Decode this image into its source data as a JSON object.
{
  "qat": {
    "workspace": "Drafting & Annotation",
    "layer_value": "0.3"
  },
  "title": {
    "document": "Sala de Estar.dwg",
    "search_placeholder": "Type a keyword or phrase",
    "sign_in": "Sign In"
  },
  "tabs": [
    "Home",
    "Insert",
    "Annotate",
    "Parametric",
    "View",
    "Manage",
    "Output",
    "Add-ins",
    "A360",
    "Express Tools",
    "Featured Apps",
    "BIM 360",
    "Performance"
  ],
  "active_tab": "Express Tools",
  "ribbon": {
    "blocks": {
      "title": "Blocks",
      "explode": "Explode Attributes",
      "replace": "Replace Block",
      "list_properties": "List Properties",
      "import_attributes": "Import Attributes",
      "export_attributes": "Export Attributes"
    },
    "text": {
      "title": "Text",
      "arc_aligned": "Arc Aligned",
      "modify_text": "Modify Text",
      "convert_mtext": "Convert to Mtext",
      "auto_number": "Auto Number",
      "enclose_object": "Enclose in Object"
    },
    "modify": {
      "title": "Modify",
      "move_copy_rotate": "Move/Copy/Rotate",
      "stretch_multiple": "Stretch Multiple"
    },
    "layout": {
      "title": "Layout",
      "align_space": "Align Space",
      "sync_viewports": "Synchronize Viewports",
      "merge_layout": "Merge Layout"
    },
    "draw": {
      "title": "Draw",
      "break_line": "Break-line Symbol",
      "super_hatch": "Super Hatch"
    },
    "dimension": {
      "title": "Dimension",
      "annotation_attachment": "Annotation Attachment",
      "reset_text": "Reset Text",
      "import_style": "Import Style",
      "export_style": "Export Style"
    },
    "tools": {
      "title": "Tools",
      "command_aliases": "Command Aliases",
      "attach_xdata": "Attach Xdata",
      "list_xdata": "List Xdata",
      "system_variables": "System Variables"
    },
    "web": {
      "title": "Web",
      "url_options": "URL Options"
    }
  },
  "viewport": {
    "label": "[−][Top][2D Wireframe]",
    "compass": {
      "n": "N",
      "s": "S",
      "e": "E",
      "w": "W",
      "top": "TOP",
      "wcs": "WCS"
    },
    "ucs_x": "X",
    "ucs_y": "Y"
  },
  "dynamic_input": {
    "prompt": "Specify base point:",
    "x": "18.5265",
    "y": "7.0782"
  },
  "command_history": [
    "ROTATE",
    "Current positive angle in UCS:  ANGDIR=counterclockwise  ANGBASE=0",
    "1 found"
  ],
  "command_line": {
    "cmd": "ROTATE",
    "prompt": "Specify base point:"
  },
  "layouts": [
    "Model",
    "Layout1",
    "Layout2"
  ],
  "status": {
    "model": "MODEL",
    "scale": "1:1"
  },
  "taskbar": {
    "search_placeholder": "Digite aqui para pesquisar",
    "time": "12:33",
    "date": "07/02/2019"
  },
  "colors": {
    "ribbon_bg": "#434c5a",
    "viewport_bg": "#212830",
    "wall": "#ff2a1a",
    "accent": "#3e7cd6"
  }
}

_ _ _ _ _

_Exercise details_. Write out the full listing, keeping every line exactly as it is.

_Result for this exercise_.
Decode this image into its source data as a JSON object.
{
  "qat": {
    "workspace": "Drafting & Annotation",
    "layer_value": "0.3"
  },
  "title": {
    "document": "Sala de Estar.dwg",
    "search_placeholder": "Type a keyword or phrase",
    "sign_in": "Sign In"
  },
  "tabs": [
    "Home",
    "Insert",
    "Annotate",
    "Parametric",
    "View",
    "Manage",
    "Output",
    "Add-ins",
    "A360",
    "Express Tools",
    "Featured Apps",
    "BIM 360",
    "Performance"
  ],
  "active_tab": "Express Tools",
  "ribbon": {
    "blocks": {
      "title": "Blocks",
      "explode": "Explode Attributes",
      "replace": "Replace Block",
      "list_properties": "List Properties",
      "import_attributes": "Import Attributes",
      "export_attributes": "Export Attributes"
    },
    "text": {
      "title": "Text",
      "arc_aligned": "Arc Aligned",
      "modify_text": "Modify Text",
      "convert_mtext": "Convert to Mtext",
      "auto_number": "Auto Number",
      "enclose_object": "Enclose in Object"
    },
    "modify": {
      "title": "Modify",
      "move_copy_rotate": "Move/Copy/Rotate",
      "stretch_multiple": "Stretch Multiple"
    },
    "layout": {
      "title": "Layout",
      "align_space": "Align Space",
      "sync_viewports": "Synchronize Viewports",
      "merge_layout": "Merge Layout"
    },
    "draw": {
      "title": "Draw",
      "break_line": "Break-line Symbol",
      "super_hatch": "Super Hatch"
    },
    "dimension": {
      "title": "Dimension",
      "annotation_attachment": "Annotation Attachment",
      "reset_text": "Reset Text",
      "import_style": "Import Style",
      "export_style": "Export Style"
    },
    "tools": {
      "title": "Tools",
      "command_aliases": "Command Aliases",
      "attach_xdata": "Attach Xdata",
      "list_xdata": "List Xdata",
      "system_variables": "System Variables"
    },
    "web": {
      "title": "Web",
      "url_options": "URL Options"
    }
  },
  "viewport": {
    "label": "[−][Top][2D Wireframe]",
    "compass": {
      "n": "N",
      "s": "S",
      "e": "E",
      "w": "W",
      "top": "TOP",
      "wcs": "WCS"
    },
    "ucs_x": "X",
    "ucs_y": "Y"
  },
  "dynamic_input": {
    "prompt": "Specify base point:",
    "x": "18.5265",
    "y": "7.0782"
  },
  "command_history": [
    "ROTATE",
    "Current positive angle in UCS:  ANGDIR=counterclockwise  ANGBASE=0",
    "1 found"
  ],
  "command_line": {
    "cmd": "ROTATE",
    "prompt": "Specify base point:"
  },
  "layouts": [
    "Model",
    "Layout1",
    "Layout2"
  ],
  "status": {
    "model": "MODEL",
    "scale": "1:1"
  },
  "taskbar": {
    "search_placeholder": "Digite aqui para pesquisar",
    "time": "12:33",
    "date": "07/02/2019"
  },
  "colors": {
    "ribbon_bg": "#434c5a",
    "viewport_bg": "#212830",
    "wall": "#ff2a1a",
    "accent": "#3e7cd6"
  }
}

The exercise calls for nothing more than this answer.